-- Start of RECORDS SUPPLIED --
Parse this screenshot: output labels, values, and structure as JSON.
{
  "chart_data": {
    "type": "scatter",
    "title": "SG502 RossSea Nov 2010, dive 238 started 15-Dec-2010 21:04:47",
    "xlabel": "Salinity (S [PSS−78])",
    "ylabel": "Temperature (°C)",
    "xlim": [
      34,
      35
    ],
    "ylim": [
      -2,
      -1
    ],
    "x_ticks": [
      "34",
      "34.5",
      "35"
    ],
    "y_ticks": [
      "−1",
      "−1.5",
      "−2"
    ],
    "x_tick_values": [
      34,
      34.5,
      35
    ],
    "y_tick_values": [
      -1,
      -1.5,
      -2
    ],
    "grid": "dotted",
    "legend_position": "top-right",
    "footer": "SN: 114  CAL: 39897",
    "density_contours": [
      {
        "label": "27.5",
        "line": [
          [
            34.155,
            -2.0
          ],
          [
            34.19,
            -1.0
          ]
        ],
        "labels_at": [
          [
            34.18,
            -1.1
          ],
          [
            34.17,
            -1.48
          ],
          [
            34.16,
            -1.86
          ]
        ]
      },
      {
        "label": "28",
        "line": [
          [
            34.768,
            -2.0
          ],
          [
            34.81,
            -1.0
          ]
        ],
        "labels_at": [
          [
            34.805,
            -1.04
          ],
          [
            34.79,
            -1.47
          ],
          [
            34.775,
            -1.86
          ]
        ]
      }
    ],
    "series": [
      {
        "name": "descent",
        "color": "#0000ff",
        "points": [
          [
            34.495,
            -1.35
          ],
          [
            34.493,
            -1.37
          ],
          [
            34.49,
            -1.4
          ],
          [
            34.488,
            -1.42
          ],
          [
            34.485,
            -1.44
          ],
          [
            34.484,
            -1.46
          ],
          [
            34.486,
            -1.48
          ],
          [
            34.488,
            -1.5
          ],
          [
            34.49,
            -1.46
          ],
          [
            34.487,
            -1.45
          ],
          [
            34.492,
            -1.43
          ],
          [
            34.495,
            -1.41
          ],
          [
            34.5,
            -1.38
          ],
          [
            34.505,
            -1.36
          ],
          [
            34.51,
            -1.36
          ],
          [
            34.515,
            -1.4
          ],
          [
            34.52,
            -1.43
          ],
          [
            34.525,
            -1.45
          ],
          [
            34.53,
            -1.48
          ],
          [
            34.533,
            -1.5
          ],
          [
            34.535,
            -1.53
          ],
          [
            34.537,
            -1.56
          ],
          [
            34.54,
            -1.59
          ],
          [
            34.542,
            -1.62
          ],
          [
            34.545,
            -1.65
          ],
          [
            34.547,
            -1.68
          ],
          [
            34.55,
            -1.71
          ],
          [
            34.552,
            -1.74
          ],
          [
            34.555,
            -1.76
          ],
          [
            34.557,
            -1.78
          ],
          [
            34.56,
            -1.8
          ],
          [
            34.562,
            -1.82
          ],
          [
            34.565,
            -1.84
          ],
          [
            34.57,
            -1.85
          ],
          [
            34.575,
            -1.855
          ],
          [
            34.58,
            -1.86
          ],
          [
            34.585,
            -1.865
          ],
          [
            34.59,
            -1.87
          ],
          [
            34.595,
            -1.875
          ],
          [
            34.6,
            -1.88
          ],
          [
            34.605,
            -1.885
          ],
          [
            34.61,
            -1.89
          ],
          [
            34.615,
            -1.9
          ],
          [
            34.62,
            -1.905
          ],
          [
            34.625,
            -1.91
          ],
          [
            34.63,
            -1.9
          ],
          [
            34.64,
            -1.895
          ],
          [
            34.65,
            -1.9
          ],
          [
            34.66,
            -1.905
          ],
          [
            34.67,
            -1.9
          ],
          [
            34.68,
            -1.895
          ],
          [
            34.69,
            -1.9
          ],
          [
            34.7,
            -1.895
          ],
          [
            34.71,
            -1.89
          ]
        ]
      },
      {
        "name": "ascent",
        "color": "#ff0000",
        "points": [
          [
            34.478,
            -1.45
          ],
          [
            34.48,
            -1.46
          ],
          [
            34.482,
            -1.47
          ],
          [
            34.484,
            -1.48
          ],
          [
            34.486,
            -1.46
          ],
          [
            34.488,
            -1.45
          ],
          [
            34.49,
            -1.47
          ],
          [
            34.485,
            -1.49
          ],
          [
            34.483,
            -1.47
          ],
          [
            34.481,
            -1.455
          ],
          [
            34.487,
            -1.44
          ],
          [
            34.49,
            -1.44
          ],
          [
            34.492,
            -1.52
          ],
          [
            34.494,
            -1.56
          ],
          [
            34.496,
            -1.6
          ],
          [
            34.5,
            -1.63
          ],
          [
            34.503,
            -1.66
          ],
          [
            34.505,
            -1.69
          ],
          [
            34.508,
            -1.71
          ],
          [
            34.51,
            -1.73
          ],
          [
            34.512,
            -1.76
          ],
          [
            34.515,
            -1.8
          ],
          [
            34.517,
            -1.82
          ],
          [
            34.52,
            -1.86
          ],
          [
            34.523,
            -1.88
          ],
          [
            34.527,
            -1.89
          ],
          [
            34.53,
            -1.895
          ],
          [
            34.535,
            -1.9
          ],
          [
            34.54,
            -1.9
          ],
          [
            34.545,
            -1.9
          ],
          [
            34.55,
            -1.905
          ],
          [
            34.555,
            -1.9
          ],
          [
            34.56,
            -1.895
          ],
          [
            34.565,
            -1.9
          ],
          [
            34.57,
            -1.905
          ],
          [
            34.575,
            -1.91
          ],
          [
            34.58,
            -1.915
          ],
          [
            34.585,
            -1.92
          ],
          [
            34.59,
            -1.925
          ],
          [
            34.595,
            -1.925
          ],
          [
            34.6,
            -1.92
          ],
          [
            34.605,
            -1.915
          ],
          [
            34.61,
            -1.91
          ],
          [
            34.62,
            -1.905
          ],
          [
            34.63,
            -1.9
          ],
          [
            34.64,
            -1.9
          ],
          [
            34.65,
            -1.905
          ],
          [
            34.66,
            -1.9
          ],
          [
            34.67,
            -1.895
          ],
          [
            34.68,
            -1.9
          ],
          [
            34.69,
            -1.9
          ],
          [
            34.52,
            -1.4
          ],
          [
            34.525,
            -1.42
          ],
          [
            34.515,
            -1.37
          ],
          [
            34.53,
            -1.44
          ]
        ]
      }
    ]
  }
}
-- End of RECORDS SUPPLIED --
◆ **OBJECTIVE**: Repeat the whole listing exactly, keeping every line intact.

◆ **EXERCISE ANSWER**:
Parse this screenshot: output labels, values, and structure as JSON.
{
  "chart_data": {
    "type": "scatter",
    "title": "SG502 RossSea Nov 2010, dive 238 started 15-Dec-2010 21:04:47",
    "xlabel": "Salinity (S [PSS−78])",
    "ylabel": "Temperature (°C)",
    "xlim": [
      34,
      35
    ],
    "ylim": [
      -2,
      -1
    ],
    "x_ticks": [
      "34",
      "34.5",
      "35"
    ],
    "y_ticks": [
      "−1",
      "−1.5",
      "−2"
    ],
    "x_tick_values": [
      34,
      34.5,
      35
    ],
    "y_tick_values": [
      -1,
      -1.5,
      -2
    ],
    "grid": "dotted",
    "legend_position": "top-right",
    "footer": "SN: 114  CAL: 39897",
    "density_contours": [
      {
        "label": "27.5",
        "line": [
          [
            34.155,
            -2.0
          ],
          [
            34.19,
            -1.0
          ]
        ],
        "labels_at": [
          [
            34.18,
            -1.1
          ],
          [
            34.17,
            -1.48
          ],
          [
            34.16,
            -1.86
          ]
        ]
      },
      {
        "label": "28",
        "line": [
          [
            34.768,
            -2.0
          ],
          [
            34.81,
            -1.0
          ]
        ],
        "labels_at": [
          [
            34.805,
            -1.04
          ],
          [
            34.79,
            -1.47
          ],
          [
            34.775,
            -1.86
          ]
        ]
      }
    ],
    "series": [
      {
        "name": "descent",
        "color": "#0000ff",
        "points": [
          [
            34.495,
            -1.35
          ],
          [
            34.493,
            -1.37
          ],
          [
            34.49,
            -1.4
          ],
          [
            34.488,
            -1.42
          ],
          [
            34.485,
            -1.44
          ],
          [
            34.484,
            -1.46
          ],
          [
            34.486,
            -1.48
          ],
          [
            34.488,
            -1.5
          ],
          [
            34.49,
            -1.46
          ],
          [
            34.487,
            -1.45
          ],
          [
            34.492,
            -1.43
          ],
          [
            34.495,
            -1.41
          ],
          [
            34.5,
            -1.38
          ],
          [
            34.505,
            -1.36
          ],
          [
            34.51,
            -1.36
          ],
          [
            34.515,
            -1.4
          ],
          [
            34.52,
            -1.43
          ],
          [
            34.525,
            -1.45
          ],
          [
            34.53,
            -1.48
          ],
          [
            34.533,
            -1.5
          ],
          [
            34.535,
            -1.53
          ],
          [
            34.537,
            -1.56
          ],
          [
            34.54,
            -1.59
          ],
          [
            34.542,
            -1.62
          ],
          [
            34.545,
            -1.65
          ],
          [
            34.547,
            -1.68
          ],
          [
            34.55,
            -1.71
          ],
          [
            34.552,
            -1.74
          ],
          [
            34.555,
            -1.76
          ],
          [
            34.557,
            -1.78
          ],
          [
            34.56,
            -1.8
          ],
          [
            34.562,
            -1.82
          ],
          [
            34.565,
            -1.84
          ],
          [
            34.57,
            -1.85
          ],
          [
            34.575,
            -1.855
          ],
          [
            34.58,
            -1.86
          ],
          [
            34.585,
            -1.865
          ],
          [
            34.59,
            -1.87
          ],
          [
            34.595,
            -1.875
          ],
          [
            34.6,
            -1.88
          ],
          [
            34.605,
            -1.885
          ],
          [
            34.61,
            -1.89
          ],
          [
            34.615,
            -1.9
          ],
          [
            34.62,
            -1.905
          ],
          [
            34.625,
            -1.91
          ],
          [
            34.63,
            -1.9
          ],
          [
            34.64,
            -1.895
          ],
          [
            34.65,
            -1.9
          ],
          [
            34.66,
            -1.905
          ],
          [
            34.67,
            -1.9
          ],
          [
            34.68,
            -1.895
          ],
          [
            34.69,
            -1.9
          ],
          [
            34.7,
            -1.895
          ],
          [
            34.71,
            -1.89
          ]
        ]
      },
      {
        "name": "ascent",
        "color": "#ff0000",
        "points": [
          [
            34.478,
            -1.45
          ],
          [
            34.48,
            -1.46
          ],
          [
            34.482,
            -1.47
          ],
          [
            34.484,
            -1.48
          ],
          [
            34.486,
            -1.46
          ],
          [
            34.488,
            -1.45
          ],
          [
            34.49,
            -1.47
          ],
          [
            34.485,
            -1.49
          ],
          [
            34.483,
            -1.47
          ],
          [
            34.481,
            -1.455
          ],
          [
            34.487,
            -1.44
          ],
          [
            34.49,
            -1.44
          ],
          [
            34.492,
            -1.52
          ],
          [
            34.494,
            -1.56
          ],
          [
            34.496,
            -1.6
          ],
          [
            34.5,
            -1.63
          ],
          [
            34.503,
            -1.66
          ],
          [
            34.505,
            -1.69
          ],
          [
            34.508,
            -1.71
          ],
          [
            34.51,
            -1.73
          ],
          [
            34.512,
            -1.76
          ],
          [
            34.515,
            -1.8
          ],
          [
            34.517,
            -1.82
          ],
          [
            34.52,
            -1.86
          ],
          [
            34.523,
            -1.88
          ],
          [
            34.527,
            -1.89
          ],
          [
            34.53,
            -1.895
          ],
          [
            34.535,
            -1.9
          ],
          [
            34.54,
            -1.9
          ],
          [
            34.545,
            -1.9
          ],
          [
            34.55,
            -1.905
          ],
          [
            34.555,
            -1.9
          ],
          [
            34.56,
            -1.895
          ],
          [
            34.565,
            -1.9
          ],
          [
            34.57,
            -1.905
          ],
          [
            34.575,
            -1.91
          ],
          [
            34.58,
            -1.915
          ],
          [
            34.585,
            -1.92
          ],
          [
            34.59,
            -1.925
          ],
          [
            34.595,
            -1.925
          ],
          [
            34.6,
            -1.92
          ],
          [
            34.605,
            -1.915
          ],
          [
            34.61,
            -1.91
          ],
          [
            34.62,
            -1.905
          ],
          [
            34.63,
            -1.9
          ],
          [
            34.64,
            -1.9
          ],
          [
            34.65,
            -1.905
          ],
          [
            34.66,
            -1.9
          ],
          [
            34.67,
            -1.895
          ],
          [
            34.68,
            -1.9
          ],
          [
            34.69,
            -1.9
          ],
          [
            34.52,
            -1.4
          ],
          [
            34.525,
            -1.42
          ],
          [
            34.515,
            -1.37
          ],
          [
            34.53,
            -1.44
          ]
        ]
      }
    ]
  }
}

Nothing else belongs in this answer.